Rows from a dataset
↓↓↓

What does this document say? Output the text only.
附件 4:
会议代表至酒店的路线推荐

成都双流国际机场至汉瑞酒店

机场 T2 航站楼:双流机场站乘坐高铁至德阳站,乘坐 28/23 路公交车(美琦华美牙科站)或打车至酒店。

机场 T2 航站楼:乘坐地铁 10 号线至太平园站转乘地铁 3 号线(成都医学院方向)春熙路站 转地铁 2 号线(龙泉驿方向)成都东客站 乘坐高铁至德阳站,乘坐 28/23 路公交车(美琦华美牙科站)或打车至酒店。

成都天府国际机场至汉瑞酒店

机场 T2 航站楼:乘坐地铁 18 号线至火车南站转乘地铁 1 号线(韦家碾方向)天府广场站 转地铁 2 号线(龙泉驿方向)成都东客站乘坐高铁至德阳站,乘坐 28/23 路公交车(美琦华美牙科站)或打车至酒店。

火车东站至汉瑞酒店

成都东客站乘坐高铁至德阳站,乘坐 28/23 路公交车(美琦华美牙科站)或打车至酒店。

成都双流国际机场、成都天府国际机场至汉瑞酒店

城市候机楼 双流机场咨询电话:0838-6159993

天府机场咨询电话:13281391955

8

↑↑↑

WHAT YOU WILL DO
Using the data above, output each line exactly.

COMPLETED EXERCISE
What does this document say? Output the text only.
附件 4:
会议代表至酒店的路线推荐

成都双流国际机场至汉瑞酒店

机场 T2 航站楼:双流机场站乘坐高铁至德阳站,乘坐 28/23 路公交车(美琦华美牙科站)或打车至酒店。

机场 T2 航站楼:乘坐地铁 10 号线至太平园站转乘地铁 3 号线(成都医学院方向)春熙路站 转地铁 2 号线(龙泉驿方向)成都东客站 乘坐高铁至德阳站,乘坐 28/23 路公交车(美琦华美牙科站)或打车至酒店。

成都天府国际机场至汉瑞酒店

机场 T2 航站楼:乘坐地铁 18 号线至火车南站转乘地铁 1 号线(韦家碾方向)天府广场站 转地铁 2 号线(龙泉驿方向)成都东客站乘坐高铁至德阳站,乘坐 28/23 路公交车(美琦华美牙科站)或打车至酒店。

火车东站至汉瑞酒店

成都东客站乘坐高铁至德阳站,乘坐 28/23 路公交车(美琦华美牙科站)或打车至酒店。

成都双流国际机场、成都天府国际机场至汉瑞酒店

城市候机楼 双流机场咨询电话:0838-6159993

天府机场咨询电话:13281391955

8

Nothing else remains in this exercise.